Return every record exactly as written.

========

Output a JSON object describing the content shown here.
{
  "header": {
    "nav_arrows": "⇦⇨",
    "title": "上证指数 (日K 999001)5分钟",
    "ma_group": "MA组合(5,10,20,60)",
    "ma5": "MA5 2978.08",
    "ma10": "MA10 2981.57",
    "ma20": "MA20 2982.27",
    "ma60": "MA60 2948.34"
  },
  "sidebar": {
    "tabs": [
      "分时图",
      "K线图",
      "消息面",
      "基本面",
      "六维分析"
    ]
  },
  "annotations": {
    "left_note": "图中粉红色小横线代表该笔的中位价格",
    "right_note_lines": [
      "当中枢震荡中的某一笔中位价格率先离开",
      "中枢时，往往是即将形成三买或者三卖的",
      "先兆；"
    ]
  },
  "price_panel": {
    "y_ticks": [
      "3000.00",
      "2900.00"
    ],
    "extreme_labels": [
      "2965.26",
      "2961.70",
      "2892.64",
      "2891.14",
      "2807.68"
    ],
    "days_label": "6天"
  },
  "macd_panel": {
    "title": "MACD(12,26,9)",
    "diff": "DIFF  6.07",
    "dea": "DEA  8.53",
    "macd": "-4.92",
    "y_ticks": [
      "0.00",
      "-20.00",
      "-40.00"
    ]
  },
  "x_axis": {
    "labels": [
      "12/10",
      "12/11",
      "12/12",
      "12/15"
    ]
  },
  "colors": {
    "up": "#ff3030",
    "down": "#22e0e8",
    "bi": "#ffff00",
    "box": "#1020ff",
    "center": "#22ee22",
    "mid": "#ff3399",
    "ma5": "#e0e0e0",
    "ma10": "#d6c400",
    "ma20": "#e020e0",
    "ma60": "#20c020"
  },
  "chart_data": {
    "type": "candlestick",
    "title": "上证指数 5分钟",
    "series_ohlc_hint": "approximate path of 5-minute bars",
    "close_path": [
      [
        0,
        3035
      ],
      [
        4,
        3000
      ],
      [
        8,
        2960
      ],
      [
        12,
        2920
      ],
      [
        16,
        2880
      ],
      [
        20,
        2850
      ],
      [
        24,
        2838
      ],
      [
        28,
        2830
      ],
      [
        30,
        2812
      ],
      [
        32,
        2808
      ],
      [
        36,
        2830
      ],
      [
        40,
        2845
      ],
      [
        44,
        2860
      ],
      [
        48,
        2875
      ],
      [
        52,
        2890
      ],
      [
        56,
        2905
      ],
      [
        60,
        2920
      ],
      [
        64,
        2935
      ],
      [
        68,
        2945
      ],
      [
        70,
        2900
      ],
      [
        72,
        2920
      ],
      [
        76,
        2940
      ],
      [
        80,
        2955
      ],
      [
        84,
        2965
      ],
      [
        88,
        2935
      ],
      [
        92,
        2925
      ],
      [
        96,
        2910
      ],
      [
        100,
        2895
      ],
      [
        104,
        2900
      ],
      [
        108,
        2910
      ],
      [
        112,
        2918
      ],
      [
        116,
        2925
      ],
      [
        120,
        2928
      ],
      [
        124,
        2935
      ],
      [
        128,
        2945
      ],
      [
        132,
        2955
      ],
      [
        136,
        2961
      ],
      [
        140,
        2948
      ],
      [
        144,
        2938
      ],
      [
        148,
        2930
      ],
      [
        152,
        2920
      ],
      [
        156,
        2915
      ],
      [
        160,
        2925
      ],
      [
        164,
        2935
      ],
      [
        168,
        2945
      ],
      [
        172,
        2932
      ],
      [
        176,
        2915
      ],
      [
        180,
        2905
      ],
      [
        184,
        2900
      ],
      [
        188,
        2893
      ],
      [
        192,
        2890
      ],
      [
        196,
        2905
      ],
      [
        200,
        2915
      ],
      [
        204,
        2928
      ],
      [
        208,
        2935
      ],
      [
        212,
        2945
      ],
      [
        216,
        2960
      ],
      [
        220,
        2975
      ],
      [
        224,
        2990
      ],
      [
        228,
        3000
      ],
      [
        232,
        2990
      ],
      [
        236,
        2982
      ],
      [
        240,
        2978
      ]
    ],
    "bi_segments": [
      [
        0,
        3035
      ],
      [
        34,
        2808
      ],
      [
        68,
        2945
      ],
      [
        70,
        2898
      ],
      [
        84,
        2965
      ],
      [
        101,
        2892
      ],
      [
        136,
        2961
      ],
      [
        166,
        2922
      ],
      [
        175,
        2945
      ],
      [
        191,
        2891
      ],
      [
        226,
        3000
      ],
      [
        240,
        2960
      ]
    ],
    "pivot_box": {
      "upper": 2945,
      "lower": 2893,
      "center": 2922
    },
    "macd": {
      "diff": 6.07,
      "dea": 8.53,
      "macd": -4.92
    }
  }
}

========

● **TASK SOLUTION**:
Output a JSON object describing the content shown here.
{
  "header": {
    "nav_arrows": "⇦⇨",
    "title": "上证指数 (日K 999001)5分钟",
    "ma_group": "MA组合(5,10,20,60)",
    "ma5": "MA5 2978.08",
    "ma10": "MA10 2981.57",
    "ma20": "MA20 2982.27",
    "ma60": "MA60 2948.34"
  },
  "sidebar": {
    "tabs": [
      "分时图",
      "K线图",
      "消息面",
      "基本面",
      "六维分析"
    ]
  },
  "annotations": {
    "left_note": "图中粉红色小横线代表该笔的中位价格",
    "right_note_lines": [
      "当中枢震荡中的某一笔中位价格率先离开",
      "中枢时，往往是即将形成三买或者三卖的",
      "先兆；"
    ]
  },
  "price_panel": {
    "y_ticks": [
      "3000.00",
      "2900.00"
    ],
    "extreme_labels": [
      "2965.26",
      "2961.70",
      "2892.64",
      "2891.14",
      "2807.68"
    ],
    "days_label": "6天"
  },
  "macd_panel": {
    "title": "MACD(12,26,9)",
    "diff": "DIFF  6.07",
    "dea": "DEA  8.53",
    "macd": "-4.92",
    "y_ticks": [
      "0.00",
      "-20.00",
      "-40.00"
    ]
  },
  "x_axis": {
    "labels": [
      "12/10",
      "12/11",
      "12/12",
      "12/15"
    ]
  },
  "colors": {
    "up": "#ff3030",
    "down": "#22e0e8",
    "bi": "#ffff00",
    "box": "#1020ff",
    "center": "#22ee22",
    "mid": "#ff3399",
    "ma5": "#e0e0e0",
    "ma10": "#d6c400",
    "ma20": "#e020e0",
    "ma60": "#20c020"
  },
  "chart_data": {
    "type": "candlestick",
    "title": "上证指数 5分钟",
    "series_ohlc_hint": "approximate path of 5-minute bars",
    "close_path": [
      [
        0,
        3035
      ],
      [
        4,
        3000
      ],
      [
        8,
        2960
      ],
      [
        12,
        2920
      ],
      [
        16,
        2880
      ],
      [
        20,
        2850
      ],
      [
        24,
        2838
      ],
      [
        28,
        2830
      ],
      [
        30,
        2812
      ],
      [
        32,
        2808
      ],
      [
        36,
        2830
      ],
      [
        40,
        2845
      ],
      [
        44,
        2860
      ],
      [
        48,
        2875
      ],
      [
        52,
        2890
      ],
      [
        56,
        2905
      ],
      [
        60,
        2920
      ],
      [
        64,
        2935
      ],
      [
        68,
        2945
      ],
      [
        70,
        2900
      ],
      [
        72,
        2920
      ],
      [
        76,
        2940
      ],
      [
        80,
        2955
      ],
      [
        84,
        2965
      ],
      [
        88,
        2935
      ],
      [
        92,
        2925
      ],
      [
        96,
        2910
      ],
      [
        100,
        2895
      ],
      [
        104,
        2900
      ],
      [
        108,
        2910
      ],
      [
        112,
        2918
      ],
      [
        116,
        2925
      ],
      [
        120,
        2928
      ],
      [
        124,
        2935
      ],
      [
        128,
        2945
      ],
      [
        132,
        2955
      ],
      [
        136,
        2961
      ],
      [
        140,
        2948
      ],
      [
        144,
        2938
      ],
      [
        148,
        2930
      ],
      [
        152,
        2920
      ],
      [
        156,
        2915
      ],
      [
        160,
        2925
      ],
      [
        164,
        2935
      ],
      [
        168,
        2945
      ],
      [
        172,
        2932
      ],
      [
        176,
        2915
      ],
      [
        180,
        2905
      ],
      [
        184,
        2900
      ],
      [
        188,
        2893
      ],
      [
        192,
        2890
      ],
      [
        196,
        2905
      ],
      [
        200,
        2915
      ],
      [
        204,
        2928
      ],
      [
        208,
        2935
      ],
      [
        212,
        2945
      ],
      [
        216,
        2960
      ],
      [
        220,
        2975
      ],
      [
        224,
        2990
      ],
      [
        228,
        3000
      ],
      [
        232,
        2990
      ],
      [
        236,
        2982
      ],
      [
        240,
        2978
      ]
    ],
    "bi_segments": [
      [
        0,
        3035
      ],
      [
        34,
        2808
      ],
      [
        68,
        2945
      ],
      [
        70,
        2898
      ],
      [
        84,
        2965
      ],
      [
        101,
        2892
      ],
      [
        136,
        2961
      ],
      [
        166,
        2922
      ],
      [
        175,
        2945
      ],
      [
        191,
        2891
      ],
      [
        226,
        3000
      ],
      [
        240,
        2960
      ]
    ],
    "pivot_box": {
      "upper": 2945,
      "lower": 2893,
      "center": 2922
    },
    "macd": {
      "diff": 6.07,
      "dea": 8.53,
      "macd": -4.92
    }
  }
}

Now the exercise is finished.